» **Exercise objective**
Each line below should be quoted exactly, please.

» **Dataset records**
<<<<

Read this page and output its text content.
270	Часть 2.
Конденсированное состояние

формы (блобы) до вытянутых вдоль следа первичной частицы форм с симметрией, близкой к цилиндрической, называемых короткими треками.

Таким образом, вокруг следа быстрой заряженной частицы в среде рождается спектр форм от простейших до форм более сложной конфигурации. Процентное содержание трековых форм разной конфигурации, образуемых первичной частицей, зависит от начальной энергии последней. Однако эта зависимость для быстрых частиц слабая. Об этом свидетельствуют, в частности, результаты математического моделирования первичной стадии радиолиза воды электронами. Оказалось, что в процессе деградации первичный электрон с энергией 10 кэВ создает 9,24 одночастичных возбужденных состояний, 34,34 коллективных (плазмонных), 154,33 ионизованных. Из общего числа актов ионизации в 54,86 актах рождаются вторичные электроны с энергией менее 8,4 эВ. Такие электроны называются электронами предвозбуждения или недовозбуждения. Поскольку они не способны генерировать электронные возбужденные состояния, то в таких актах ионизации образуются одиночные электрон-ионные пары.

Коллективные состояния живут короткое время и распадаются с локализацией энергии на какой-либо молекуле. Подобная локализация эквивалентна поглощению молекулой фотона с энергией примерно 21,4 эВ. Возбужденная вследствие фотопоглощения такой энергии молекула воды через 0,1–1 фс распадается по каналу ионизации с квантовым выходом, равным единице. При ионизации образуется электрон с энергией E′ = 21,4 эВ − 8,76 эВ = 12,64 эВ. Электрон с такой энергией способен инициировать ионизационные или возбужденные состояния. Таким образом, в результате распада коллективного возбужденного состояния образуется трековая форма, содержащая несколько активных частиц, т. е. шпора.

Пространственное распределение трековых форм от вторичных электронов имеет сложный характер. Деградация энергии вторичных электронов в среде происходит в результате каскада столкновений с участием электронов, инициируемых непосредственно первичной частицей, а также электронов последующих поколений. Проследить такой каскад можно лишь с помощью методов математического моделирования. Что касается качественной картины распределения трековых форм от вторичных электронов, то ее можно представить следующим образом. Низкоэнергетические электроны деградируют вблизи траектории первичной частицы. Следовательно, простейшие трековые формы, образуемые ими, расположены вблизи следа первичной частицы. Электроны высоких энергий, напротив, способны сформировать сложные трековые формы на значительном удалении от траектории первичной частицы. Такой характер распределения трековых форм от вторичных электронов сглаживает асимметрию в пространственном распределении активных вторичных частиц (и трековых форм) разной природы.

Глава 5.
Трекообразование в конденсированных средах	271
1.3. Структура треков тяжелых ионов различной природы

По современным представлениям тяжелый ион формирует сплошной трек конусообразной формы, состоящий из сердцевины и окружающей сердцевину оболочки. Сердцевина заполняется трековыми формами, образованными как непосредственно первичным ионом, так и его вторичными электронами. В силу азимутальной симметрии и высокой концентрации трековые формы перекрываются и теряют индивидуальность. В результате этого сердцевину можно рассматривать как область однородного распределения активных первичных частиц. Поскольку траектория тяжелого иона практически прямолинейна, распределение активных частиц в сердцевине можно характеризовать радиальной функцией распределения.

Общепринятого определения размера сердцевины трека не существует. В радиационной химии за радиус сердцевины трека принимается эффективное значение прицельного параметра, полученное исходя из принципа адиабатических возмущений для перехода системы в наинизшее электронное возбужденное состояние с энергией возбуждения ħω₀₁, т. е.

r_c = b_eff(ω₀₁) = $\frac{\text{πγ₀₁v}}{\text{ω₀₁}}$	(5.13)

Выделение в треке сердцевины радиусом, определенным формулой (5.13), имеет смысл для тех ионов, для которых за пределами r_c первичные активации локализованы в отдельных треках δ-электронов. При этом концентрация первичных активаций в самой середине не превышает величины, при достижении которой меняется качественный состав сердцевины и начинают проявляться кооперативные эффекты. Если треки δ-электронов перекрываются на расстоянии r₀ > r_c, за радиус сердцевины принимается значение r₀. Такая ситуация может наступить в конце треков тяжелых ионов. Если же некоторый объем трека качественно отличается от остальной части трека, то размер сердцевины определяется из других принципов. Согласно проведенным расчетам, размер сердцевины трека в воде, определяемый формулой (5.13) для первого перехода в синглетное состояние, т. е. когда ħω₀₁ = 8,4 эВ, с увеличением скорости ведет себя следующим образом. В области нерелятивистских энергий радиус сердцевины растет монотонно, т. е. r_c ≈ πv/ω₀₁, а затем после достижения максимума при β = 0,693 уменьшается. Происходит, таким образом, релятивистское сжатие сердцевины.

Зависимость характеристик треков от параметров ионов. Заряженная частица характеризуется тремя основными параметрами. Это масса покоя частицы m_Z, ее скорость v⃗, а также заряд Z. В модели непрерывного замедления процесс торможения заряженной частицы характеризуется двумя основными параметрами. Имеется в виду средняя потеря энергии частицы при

>>>>

» **Complete output**
Read this page and output its text content.
270	Часть 2.
Конденсированное состояние

формы (блобы) до вытянутых вдоль следа первичной частицы форм с симметрией, близкой к цилиндрической, называемых короткими треками.

Таким образом, вокруг следа быстрой заряженной частицы в среде рождается спектр форм от простейших до форм более сложной конфигурации. Процентное содержание трековых форм разной конфигурации, образуемых первичной частицей, зависит от начальной энергии последней. Однако эта зависимость для быстрых частиц слабая. Об этом свидетельствуют, в частности, результаты математического моделирования первичной стадии радиолиза воды электронами. Оказалось, что в процессе деградации первичный электрон с энергией 10 кэВ создает 9,24 одночастичных возбужденных состояний, 34,34 коллективных (плазмонных), 154,33 ионизованных. Из общего числа актов ионизации в 54,86 актах рождаются вторичные электроны с энергией менее 8,4 эВ. Такие электроны называются электронами предвозбуждения или недовозбуждения. Поскольку они не способны генерировать электронные возбужденные состояния, то в таких актах ионизации образуются одиночные электрон-ионные пары.

Коллективные состояния живут короткое время и распадаются с локализацией энергии на какой-либо молекуле. Подобная локализация эквивалентна поглощению молекулой фотона с энергией примерно 21,4 эВ. Возбужденная вследствие фотопоглощения такой энергии молекула воды через 0,1–1 фс распадается по каналу ионизации с квантовым выходом, равным единице. При ионизации образуется электрон с энергией E′ = 21,4 эВ − 8,76 эВ = 12,64 эВ. Электрон с такой энергией способен инициировать ионизационные или возбужденные состояния. Таким образом, в результате распада коллективного возбужденного состояния образуется трековая форма, содержащая несколько активных частиц, т. е. шпора.

Пространственное распределение трековых форм от вторичных электронов имеет сложный характер. Деградация энергии вторичных электронов в среде происходит в результате каскада столкновений с участием электронов, инициируемых непосредственно первичной частицей, а также электронов последующих поколений. Проследить такой каскад можно лишь с помощью методов математического моделирования. Что касается качественной картины распределения трековых форм от вторичных электронов, то ее можно представить следующим образом. Низкоэнергетические электроны деградируют вблизи траектории первичной частицы. Следовательно, простейшие трековые формы, образуемые ими, расположены вблизи следа первичной частицы. Электроны высоких энергий, напротив, способны сформировать сложные трековые формы на значительном удалении от траектории первичной частицы. Такой характер распределения трековых форм от вторичных электронов сглаживает асимметрию в пространственном распределении активных вторичных частиц (и трековых форм) разной природы.

Глава 5.
Трекообразование в конденсированных средах	271
1.3. Структура треков тяжелых ионов различной природы

По современным представлениям тяжелый ион формирует сплошной трек конусообразной формы, состоящий из сердцевины и окружающей сердцевину оболочки. Сердцевина заполняется трековыми формами, образованными как непосредственно первичным ионом, так и его вторичными электронами. В силу азимутальной симметрии и высокой концентрации трековые формы перекрываются и теряют индивидуальность. В результате этого сердцевину можно рассматривать как область однородного распределения активных первичных частиц. Поскольку траектория тяжелого иона практически прямолинейна, распределение активных частиц в сердцевине можно характеризовать радиальной функцией распределения.

Общепринятого определения размера сердцевины трека не существует. В радиационной химии за радиус сердцевины трека принимается эффективное значение прицельного параметра, полученное исходя из принципа адиабатических возмущений для перехода системы в наинизшее электронное возбужденное состояние с энергией возбуждения ħω₀₁, т. е.

r_c = b_eff(ω₀₁) = $\frac{\text{πγ₀₁v}}{\text{ω₀₁}}$	(5.13)

Выделение в треке сердцевины радиусом, определенным формулой (5.13), имеет смысл для тех ионов, для которых за пределами r_c первичные активации локализованы в отдельных треках δ-электронов. При этом концентрация первичных активаций в самой середине не превышает величины, при достижении которой меняется качественный состав сердцевины и начинают проявляться кооперативные эффекты. Если треки δ-электронов перекрываются на расстоянии r₀ > r_c, за радиус сердцевины принимается значение r₀. Такая ситуация может наступить в конце треков тяжелых ионов. Если же некоторый объем трека качественно отличается от остальной части трека, то размер сердцевины определяется из других принципов. Согласно проведенным расчетам, размер сердцевины трека в воде, определяемый формулой (5.13) для первого перехода в синглетное состояние, т. е. когда ħω₀₁ = 8,4 эВ, с увеличением скорости ведет себя следующим образом. В области нерелятивистских энергий радиус сердцевины растет монотонно, т. е. r_c ≈ πv/ω₀₁, а затем после достижения максимума при β = 0,693 уменьшается. Происходит, таким образом, релятивистское сжатие сердцевины.

Зависимость характеристик треков от параметров ионов. Заряженная частица характеризуется тремя основными параметрами. Это масса покоя частицы m_Z, ее скорость v⃗, а также заряд Z. В модели непрерывного замедления процесс торможения заряженной частицы характеризуется двумя основными параметрами. Имеется в виду средняя потеря энергии частицы при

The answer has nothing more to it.